─── PROVIDED MATERIAL ───

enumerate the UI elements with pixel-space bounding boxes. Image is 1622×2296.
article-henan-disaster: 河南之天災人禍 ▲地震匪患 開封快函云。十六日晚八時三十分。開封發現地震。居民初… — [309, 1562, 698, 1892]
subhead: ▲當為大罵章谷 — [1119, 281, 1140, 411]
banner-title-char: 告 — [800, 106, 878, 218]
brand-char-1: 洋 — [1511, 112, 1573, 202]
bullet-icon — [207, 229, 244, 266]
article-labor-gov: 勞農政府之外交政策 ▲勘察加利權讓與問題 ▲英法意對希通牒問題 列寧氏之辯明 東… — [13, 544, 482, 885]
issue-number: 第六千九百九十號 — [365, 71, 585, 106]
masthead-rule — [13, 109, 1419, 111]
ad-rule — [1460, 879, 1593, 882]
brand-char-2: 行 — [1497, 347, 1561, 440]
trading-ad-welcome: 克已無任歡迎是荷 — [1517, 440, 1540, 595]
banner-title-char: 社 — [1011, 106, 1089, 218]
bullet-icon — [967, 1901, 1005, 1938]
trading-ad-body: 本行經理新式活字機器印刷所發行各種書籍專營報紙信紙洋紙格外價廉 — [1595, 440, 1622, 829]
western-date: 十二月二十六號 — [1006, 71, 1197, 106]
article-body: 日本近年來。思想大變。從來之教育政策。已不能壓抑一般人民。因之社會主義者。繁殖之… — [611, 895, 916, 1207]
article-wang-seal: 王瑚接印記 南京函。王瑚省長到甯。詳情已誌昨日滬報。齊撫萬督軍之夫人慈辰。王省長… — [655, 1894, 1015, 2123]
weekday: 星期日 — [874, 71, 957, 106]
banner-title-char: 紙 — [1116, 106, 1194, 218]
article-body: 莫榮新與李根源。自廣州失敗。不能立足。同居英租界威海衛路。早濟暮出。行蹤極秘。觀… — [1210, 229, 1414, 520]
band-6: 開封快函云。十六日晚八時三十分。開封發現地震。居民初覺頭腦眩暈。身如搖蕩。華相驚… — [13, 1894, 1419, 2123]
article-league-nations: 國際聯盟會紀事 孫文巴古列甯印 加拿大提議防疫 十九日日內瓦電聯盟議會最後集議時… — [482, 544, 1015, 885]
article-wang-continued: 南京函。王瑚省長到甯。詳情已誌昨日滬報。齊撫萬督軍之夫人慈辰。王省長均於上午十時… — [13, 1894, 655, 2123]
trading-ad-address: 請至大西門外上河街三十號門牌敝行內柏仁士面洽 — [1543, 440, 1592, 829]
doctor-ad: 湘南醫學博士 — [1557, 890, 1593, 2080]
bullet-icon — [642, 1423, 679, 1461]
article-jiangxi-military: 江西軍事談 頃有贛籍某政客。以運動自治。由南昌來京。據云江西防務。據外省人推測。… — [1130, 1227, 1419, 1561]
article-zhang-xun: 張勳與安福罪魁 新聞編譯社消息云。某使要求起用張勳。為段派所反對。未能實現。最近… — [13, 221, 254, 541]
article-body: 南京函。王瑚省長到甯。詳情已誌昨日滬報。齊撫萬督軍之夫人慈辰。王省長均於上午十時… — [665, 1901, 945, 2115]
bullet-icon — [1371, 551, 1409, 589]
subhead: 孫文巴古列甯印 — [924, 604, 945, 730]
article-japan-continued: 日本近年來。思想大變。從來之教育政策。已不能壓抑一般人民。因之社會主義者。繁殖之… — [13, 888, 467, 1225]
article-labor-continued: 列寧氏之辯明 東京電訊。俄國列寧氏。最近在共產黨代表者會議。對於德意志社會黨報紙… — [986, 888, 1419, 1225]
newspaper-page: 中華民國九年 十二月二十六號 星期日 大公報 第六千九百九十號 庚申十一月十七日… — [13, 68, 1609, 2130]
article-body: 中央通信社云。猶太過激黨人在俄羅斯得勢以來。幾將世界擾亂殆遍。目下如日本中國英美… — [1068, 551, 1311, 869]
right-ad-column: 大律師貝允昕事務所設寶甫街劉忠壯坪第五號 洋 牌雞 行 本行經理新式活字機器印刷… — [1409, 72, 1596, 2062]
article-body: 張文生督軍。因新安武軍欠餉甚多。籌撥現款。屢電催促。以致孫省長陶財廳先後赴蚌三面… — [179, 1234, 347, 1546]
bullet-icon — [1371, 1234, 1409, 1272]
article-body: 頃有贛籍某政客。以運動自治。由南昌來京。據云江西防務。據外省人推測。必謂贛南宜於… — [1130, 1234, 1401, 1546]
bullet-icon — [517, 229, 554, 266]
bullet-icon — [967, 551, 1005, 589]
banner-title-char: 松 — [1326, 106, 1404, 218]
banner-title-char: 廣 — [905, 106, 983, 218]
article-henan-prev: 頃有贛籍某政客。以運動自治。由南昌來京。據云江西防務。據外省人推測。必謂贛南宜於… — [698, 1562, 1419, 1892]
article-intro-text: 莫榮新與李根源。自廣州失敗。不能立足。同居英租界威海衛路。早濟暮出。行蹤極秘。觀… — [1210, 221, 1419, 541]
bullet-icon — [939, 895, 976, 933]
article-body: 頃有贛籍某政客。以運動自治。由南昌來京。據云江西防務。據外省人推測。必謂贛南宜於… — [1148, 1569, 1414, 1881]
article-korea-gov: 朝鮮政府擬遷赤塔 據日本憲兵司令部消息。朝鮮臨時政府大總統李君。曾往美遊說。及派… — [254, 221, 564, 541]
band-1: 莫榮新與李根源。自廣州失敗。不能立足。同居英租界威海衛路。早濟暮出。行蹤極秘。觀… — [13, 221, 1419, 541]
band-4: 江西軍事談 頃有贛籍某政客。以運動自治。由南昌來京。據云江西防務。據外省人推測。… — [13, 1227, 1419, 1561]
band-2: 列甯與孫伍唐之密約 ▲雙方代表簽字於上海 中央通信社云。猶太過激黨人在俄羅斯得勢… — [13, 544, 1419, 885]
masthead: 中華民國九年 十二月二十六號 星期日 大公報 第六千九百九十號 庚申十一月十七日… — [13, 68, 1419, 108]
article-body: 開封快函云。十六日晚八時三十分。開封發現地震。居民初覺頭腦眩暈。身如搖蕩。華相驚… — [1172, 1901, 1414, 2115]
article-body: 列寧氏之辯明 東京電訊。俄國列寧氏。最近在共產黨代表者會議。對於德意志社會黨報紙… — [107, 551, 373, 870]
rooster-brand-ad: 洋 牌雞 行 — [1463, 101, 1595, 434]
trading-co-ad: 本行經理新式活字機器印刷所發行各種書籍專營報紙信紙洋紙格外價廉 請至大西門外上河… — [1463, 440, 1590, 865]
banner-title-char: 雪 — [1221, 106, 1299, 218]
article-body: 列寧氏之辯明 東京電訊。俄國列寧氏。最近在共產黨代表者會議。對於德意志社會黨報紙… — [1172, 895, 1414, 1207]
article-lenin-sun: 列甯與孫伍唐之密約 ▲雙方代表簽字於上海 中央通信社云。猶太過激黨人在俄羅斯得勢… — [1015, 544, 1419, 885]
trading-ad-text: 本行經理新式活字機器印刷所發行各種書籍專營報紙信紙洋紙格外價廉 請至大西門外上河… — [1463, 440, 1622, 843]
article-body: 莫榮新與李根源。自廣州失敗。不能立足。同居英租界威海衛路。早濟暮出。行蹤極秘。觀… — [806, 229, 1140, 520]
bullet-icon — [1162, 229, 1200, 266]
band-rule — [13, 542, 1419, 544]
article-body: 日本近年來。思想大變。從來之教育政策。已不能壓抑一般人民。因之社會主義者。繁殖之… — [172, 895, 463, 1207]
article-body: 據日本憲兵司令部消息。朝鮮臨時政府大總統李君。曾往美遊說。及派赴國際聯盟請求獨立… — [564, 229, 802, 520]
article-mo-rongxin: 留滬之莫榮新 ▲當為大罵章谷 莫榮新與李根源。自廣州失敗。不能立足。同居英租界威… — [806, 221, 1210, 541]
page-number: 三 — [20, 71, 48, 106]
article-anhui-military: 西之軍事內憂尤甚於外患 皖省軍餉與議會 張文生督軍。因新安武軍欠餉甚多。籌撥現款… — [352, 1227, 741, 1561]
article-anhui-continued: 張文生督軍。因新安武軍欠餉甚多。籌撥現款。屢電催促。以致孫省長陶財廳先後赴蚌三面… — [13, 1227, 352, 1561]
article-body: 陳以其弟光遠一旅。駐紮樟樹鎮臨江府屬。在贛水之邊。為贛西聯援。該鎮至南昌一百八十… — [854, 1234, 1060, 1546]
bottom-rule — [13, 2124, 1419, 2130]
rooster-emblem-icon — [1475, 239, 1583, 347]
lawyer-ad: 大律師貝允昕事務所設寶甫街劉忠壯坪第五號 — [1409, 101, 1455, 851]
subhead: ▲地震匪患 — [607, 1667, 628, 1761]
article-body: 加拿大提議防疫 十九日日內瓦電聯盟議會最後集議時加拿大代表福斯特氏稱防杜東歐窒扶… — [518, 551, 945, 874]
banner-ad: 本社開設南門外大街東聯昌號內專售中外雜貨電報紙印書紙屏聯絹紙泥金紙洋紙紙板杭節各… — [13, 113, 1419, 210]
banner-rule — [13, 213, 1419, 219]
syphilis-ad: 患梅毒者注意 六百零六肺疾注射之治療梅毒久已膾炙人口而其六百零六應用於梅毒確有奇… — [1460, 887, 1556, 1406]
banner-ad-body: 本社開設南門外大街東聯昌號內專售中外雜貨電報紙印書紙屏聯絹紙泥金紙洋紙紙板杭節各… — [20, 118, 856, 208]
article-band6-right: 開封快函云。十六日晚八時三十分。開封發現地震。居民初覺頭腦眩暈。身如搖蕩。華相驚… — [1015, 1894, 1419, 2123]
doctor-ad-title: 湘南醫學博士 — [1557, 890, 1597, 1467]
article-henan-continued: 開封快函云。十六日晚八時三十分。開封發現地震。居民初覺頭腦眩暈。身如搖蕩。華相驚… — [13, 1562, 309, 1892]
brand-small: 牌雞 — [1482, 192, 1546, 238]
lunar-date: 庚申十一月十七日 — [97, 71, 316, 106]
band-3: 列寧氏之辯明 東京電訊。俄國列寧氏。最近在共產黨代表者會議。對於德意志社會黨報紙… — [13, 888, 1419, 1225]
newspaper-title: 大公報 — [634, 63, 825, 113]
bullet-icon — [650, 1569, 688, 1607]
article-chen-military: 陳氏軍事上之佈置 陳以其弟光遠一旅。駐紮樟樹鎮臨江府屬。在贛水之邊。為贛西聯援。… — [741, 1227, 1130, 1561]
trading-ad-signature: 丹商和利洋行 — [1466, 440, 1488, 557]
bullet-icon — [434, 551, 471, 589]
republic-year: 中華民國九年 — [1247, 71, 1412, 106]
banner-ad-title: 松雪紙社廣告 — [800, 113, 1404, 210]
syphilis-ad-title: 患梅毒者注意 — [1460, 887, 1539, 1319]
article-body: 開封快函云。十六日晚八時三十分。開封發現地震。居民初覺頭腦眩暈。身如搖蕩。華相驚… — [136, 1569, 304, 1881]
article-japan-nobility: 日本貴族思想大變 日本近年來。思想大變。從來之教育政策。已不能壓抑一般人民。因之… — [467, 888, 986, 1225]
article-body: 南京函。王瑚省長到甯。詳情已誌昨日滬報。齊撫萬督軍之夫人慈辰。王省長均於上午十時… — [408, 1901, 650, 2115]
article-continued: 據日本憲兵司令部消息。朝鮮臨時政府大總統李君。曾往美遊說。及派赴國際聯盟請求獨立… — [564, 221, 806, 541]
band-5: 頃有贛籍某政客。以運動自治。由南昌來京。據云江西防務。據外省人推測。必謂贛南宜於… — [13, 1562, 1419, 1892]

───

*WORK INSTRUCTIONS*. Render the data as a Markdown table with the columns "Row" and "Entry." Start at the first line, end at the line that contains "[1130, 1227, 1419, 1561]", include both of those lines, number each row, and leave out any blank lines.

*SOLUTION TO THE EXERCISE*.
| Row | Entry |
|---|---|
| 1 | enumerate the UI elements with pixel-space bounding boxes. Image is 1622×2296. |
| 2 | article-henan-disaster: 河南之天災人禍 ▲地震匪患 開封快函云。十六日晚八時三十分。開封發現地震。居民初… — [309, 1562, 698, 1892] |
| 3 | subhead: ▲當為大罵章谷 — [1119, 281, 1140, 411] |
| 4 | banner-title-char: 告 — [800, 106, 878, 218] |
| 5 | brand-char-1: 洋 — [1511, 112, 1573, 202] |
| 6 | bullet-icon — [207, 229, 244, 266] |
| 7 | article-labor-gov: 勞農政府之外交政策 ▲勘察加利權讓與問題 ▲英法意對希通牒問題 列寧氏之辯明 東… — [13, 544, 482, 885] |
| 8 | issue-number: 第六千九百九十號 — [365, 71, 585, 106] |
| 9 | masthead-rule — [13, 109, 1419, 111] |
| 10 | ad-rule — [1460, 879, 1593, 882] |
| 11 | brand-char-2: 行 — [1497, 347, 1561, 440] |
| 12 | trading-ad-welcome: 克已無任歡迎是荷 — [1517, 440, 1540, 595] |
| 13 | banner-title-char: 社 — [1011, 106, 1089, 218] |
| 14 | bullet-icon — [967, 1901, 1005, 1938] |
| 15 | trading-ad-body: 本行經理新式活字機器印刷所發行各種書籍專營報紙信紙洋紙格外價廉 — [1595, 440, 1622, 829] |
| 16 | western-date: 十二月二十六號 — [1006, 71, 1197, 106] |
| 17 | article-body: 日本近年來。思想大變。從來之教育政策。已不能壓抑一般人民。因之社會主義者。繁殖之… — [611, 895, 916, 1207] |
| 18 | article-wang-seal: 王瑚接印記 南京函。王瑚省長到甯。詳情已誌昨日滬報。齊撫萬督軍之夫人慈辰。王省長… — [655, 1894, 1015, 2123] |
| 19 | weekday: 星期日 — [874, 71, 957, 106] |
| 20 | banner-title-char: 紙 — [1116, 106, 1194, 218] |
| 21 | article-body: 莫榮新與李根源。自廣州失敗。不能立足。同居英租界威海衛路。早濟暮出。行蹤極秘。觀… — [1210, 229, 1414, 520] |
| 22 | band-6: 開封快函云。十六日晚八時三十分。開封發現地震。居民初覺頭腦眩暈。身如搖蕩。華相驚… — [13, 1894, 1419, 2123] |
| 23 | article-league-nations: 國際聯盟會紀事 孫文巴古列甯印 加拿大提議防疫 十九日日內瓦電聯盟議會最後集議時… — [482, 544, 1015, 885] |
| 24 | article-wang-continued: 南京函。王瑚省長到甯。詳情已誌昨日滬報。齊撫萬督軍之夫人慈辰。王省長均於上午十時… — [13, 1894, 655, 2123] |
| 25 | trading-ad-address: 請至大西門外上河街三十號門牌敝行內柏仁士面洽 — [1543, 440, 1592, 829] |
| 26 | doctor-ad: 湘南醫學博士 — [1557, 890, 1593, 2080] |
| 27 | bullet-icon — [642, 1423, 679, 1461] |
| 28 | article-jiangxi-military: 江西軍事談 頃有贛籍某政客。以運動自治。由南昌來京。據云江西防務。據外省人推測。… — [1130, 1227, 1419, 1561] |